### Task
Examine the material below. Gather every line in which the string "Google" appears.

════════════════════

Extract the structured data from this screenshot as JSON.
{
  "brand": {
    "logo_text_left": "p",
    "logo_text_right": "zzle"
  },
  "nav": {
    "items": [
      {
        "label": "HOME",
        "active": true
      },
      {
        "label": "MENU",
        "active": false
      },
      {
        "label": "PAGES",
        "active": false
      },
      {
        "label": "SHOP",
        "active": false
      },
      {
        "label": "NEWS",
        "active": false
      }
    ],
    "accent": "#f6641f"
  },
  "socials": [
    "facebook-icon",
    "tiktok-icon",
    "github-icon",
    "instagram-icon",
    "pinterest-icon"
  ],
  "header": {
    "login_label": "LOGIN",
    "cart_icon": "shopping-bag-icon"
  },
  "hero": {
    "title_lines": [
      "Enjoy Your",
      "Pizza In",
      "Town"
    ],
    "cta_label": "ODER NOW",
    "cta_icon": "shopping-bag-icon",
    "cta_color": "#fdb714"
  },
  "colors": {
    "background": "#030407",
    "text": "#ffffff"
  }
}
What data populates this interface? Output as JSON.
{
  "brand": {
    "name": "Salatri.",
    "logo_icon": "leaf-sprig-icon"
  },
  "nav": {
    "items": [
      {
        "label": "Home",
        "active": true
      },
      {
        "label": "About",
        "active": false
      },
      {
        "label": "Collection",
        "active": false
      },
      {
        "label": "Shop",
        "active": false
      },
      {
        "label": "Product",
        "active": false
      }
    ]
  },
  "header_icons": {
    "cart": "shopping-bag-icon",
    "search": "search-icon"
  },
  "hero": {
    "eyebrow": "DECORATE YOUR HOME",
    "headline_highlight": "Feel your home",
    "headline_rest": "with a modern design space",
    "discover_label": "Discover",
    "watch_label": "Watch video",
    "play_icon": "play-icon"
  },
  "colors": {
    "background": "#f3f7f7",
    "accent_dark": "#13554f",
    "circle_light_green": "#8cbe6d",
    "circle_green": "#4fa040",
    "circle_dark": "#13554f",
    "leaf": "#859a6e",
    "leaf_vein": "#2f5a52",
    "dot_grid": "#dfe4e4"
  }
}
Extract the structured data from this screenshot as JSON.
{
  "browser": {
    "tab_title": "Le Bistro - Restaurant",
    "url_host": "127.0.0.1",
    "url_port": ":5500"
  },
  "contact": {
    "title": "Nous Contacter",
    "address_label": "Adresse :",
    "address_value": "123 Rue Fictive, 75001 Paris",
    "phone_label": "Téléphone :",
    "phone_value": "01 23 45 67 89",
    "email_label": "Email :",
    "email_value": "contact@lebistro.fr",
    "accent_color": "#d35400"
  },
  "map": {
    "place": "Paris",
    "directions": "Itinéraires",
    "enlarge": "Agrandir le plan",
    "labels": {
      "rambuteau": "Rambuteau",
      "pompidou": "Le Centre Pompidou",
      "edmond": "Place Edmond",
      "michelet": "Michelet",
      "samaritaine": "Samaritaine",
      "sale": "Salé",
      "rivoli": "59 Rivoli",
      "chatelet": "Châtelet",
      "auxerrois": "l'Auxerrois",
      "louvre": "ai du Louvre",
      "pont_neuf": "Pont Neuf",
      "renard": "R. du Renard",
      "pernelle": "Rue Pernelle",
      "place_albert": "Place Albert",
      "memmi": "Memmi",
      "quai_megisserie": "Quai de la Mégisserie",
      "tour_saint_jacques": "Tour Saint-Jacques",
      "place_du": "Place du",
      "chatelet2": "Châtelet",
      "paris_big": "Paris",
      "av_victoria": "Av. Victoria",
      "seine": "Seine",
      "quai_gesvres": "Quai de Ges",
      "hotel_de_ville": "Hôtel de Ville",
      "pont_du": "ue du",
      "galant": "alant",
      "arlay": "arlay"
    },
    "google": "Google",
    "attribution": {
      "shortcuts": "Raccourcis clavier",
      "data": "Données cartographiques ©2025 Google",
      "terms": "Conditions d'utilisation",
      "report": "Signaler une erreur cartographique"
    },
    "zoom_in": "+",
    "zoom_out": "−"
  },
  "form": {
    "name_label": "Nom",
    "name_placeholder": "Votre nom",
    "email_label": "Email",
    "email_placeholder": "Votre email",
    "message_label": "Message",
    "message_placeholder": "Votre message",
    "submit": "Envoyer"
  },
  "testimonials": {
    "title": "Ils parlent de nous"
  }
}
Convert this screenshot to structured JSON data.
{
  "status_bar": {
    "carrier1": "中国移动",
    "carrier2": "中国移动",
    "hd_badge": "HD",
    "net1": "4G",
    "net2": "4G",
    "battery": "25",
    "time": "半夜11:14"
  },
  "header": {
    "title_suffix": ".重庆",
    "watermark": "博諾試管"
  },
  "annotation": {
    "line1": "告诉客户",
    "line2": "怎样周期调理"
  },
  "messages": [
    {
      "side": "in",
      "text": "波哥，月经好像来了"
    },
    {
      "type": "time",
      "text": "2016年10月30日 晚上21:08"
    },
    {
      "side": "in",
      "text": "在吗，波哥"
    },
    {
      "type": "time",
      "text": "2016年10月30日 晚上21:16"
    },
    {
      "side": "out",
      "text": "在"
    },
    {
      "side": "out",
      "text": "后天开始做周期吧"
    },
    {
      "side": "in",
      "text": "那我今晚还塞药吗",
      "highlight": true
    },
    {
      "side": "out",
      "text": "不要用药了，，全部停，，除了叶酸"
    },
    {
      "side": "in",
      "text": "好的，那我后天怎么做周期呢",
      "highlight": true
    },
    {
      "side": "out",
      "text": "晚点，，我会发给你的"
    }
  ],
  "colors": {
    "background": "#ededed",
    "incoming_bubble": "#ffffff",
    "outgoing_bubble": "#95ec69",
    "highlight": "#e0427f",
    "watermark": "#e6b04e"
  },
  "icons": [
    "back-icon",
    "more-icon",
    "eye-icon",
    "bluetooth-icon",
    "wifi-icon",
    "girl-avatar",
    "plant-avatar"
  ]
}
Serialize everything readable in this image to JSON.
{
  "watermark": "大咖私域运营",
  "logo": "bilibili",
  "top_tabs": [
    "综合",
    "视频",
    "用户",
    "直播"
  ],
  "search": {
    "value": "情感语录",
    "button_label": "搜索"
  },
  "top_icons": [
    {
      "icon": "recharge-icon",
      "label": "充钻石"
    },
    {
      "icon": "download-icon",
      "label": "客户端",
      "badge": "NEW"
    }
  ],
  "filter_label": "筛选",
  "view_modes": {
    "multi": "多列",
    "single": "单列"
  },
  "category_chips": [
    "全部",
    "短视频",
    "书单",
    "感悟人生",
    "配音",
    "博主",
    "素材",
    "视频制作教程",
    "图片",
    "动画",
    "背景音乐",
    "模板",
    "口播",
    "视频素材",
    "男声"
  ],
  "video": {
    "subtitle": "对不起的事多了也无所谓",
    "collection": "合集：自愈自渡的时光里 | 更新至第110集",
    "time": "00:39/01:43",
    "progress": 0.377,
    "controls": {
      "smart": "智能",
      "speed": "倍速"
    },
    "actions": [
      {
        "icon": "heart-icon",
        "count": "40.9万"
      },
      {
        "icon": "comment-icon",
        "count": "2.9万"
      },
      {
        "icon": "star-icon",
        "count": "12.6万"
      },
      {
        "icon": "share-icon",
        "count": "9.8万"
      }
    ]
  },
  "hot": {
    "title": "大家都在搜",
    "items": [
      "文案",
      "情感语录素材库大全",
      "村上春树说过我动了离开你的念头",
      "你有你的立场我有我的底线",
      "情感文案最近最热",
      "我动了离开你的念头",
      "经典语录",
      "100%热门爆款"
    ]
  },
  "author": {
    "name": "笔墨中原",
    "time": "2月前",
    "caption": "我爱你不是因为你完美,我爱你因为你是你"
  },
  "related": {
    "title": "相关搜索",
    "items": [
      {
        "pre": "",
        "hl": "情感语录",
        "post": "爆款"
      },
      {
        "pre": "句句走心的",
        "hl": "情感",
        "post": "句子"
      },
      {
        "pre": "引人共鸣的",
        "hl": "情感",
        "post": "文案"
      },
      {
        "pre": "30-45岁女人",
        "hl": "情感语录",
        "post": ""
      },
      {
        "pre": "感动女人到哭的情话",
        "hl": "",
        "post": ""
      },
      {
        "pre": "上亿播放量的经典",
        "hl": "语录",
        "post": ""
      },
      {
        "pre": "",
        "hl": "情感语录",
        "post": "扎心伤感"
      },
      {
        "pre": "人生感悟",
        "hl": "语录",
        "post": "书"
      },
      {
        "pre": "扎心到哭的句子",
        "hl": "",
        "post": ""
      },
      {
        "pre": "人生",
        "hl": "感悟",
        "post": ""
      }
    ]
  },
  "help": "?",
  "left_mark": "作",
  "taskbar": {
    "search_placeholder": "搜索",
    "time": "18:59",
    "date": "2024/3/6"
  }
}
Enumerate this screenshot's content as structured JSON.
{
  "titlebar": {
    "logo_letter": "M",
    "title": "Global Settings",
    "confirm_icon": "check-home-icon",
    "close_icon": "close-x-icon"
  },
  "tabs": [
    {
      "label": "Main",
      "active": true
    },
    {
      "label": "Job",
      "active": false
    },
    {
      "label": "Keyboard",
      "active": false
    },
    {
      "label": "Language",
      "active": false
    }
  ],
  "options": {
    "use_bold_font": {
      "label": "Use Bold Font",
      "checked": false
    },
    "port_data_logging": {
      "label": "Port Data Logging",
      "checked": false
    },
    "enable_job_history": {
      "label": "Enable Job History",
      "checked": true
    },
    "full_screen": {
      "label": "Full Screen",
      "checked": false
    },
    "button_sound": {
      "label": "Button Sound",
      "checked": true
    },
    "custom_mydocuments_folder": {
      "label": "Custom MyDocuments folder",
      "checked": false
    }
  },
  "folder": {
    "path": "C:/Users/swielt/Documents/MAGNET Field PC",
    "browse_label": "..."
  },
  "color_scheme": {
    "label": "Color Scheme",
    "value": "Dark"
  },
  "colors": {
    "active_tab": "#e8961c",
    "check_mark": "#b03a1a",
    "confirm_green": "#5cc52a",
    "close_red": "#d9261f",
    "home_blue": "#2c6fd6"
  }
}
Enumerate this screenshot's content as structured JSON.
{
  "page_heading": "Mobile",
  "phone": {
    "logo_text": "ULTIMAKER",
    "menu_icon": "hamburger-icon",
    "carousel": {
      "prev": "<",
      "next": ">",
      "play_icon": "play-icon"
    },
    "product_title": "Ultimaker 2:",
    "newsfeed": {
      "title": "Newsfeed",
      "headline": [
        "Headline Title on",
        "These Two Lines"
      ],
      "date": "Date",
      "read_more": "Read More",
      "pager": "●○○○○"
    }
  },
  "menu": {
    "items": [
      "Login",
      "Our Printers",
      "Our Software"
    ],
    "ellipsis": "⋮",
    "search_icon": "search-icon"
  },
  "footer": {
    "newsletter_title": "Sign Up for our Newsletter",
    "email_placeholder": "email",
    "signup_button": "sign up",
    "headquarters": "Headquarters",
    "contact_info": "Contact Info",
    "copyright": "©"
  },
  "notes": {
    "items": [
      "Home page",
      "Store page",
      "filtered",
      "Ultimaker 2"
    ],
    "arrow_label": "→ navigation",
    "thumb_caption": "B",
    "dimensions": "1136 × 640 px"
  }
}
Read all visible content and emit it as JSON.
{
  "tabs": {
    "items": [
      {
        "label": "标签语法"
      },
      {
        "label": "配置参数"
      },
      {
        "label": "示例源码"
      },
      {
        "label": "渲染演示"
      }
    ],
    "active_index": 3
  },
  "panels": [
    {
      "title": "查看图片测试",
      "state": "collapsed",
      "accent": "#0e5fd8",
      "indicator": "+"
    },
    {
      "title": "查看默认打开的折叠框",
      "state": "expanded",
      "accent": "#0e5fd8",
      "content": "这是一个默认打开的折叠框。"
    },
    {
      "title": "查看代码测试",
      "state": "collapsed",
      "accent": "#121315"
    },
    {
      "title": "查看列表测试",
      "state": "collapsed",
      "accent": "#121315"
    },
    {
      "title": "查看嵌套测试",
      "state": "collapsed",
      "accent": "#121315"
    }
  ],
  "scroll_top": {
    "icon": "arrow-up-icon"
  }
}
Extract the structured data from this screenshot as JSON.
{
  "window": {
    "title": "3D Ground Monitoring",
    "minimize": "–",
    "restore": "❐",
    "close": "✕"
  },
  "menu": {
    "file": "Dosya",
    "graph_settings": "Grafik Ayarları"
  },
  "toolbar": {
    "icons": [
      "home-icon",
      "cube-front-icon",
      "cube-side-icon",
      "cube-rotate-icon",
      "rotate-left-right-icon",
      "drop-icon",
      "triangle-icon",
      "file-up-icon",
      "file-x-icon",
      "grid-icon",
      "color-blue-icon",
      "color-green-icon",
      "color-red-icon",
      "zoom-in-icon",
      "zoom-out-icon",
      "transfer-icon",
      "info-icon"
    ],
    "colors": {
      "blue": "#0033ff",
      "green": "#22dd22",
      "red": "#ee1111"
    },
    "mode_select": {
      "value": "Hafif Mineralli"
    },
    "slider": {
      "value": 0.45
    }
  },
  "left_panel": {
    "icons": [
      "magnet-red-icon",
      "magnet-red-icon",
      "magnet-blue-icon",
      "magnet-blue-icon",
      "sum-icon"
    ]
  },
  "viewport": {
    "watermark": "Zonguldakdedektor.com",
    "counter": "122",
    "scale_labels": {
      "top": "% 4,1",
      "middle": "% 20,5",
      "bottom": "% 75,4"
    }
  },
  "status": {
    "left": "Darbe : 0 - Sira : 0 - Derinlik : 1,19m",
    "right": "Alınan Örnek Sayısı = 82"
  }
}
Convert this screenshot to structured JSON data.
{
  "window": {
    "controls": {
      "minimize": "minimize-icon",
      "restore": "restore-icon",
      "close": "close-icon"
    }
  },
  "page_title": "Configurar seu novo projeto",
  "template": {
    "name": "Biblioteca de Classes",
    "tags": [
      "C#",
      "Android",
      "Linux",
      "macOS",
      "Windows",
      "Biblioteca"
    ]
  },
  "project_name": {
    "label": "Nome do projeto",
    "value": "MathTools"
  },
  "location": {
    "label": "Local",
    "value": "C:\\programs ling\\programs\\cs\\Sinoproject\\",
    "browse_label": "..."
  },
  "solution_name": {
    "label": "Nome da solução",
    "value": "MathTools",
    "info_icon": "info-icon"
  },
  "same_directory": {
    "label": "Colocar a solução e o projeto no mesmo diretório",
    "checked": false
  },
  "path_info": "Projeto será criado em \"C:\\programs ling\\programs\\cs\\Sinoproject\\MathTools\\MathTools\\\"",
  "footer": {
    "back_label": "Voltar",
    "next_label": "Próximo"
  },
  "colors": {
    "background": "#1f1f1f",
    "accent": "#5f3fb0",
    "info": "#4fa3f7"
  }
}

════════════════════

### Task result
    "google": "Google",
      "data": "Données cartographiques ©2025 Google",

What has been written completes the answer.